Provided records
--------

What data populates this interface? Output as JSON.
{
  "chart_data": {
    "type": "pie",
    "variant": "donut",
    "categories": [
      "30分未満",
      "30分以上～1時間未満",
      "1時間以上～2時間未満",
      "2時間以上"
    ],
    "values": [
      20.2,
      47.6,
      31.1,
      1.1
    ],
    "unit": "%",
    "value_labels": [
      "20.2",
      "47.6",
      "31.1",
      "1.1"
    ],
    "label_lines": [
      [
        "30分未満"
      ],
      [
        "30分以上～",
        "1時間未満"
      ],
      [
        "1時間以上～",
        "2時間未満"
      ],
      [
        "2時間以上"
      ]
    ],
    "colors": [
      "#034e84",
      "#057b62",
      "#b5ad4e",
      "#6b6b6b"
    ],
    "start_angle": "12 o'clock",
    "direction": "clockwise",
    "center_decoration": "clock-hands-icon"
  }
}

--------

Problem statement
Please reproduce all of the entries exactly as they stand.

Answer in full
What data populates this interface? Output as JSON.
{
  "chart_data": {
    "type": "pie",
    "variant": "donut",
    "categories": [
      "30分未満",
      "30分以上～1時間未満",
      "1時間以上～2時間未満",
      "2時間以上"
    ],
    "values": [
      20.2,
      47.6,
      31.1,
      1.1
    ],
    "unit": "%",
    "value_labels": [
      "20.2",
      "47.6",
      "31.1",
      "1.1"
    ],
    "label_lines": [
      [
        "30分未満"
      ],
      [
        "30分以上～",
        "1時間未満"
      ],
      [
        "1時間以上～",
        "2時間未満"
      ],
      [
        "2時間以上"
      ]
    ],
    "colors": [
      "#034e84",
      "#057b62",
      "#b5ad4e",
      "#6b6b6b"
    ],
    "start_angle": "12 o'clock",
    "direction": "clockwise",
    "center_decoration": "clock-hands-icon"
  }
}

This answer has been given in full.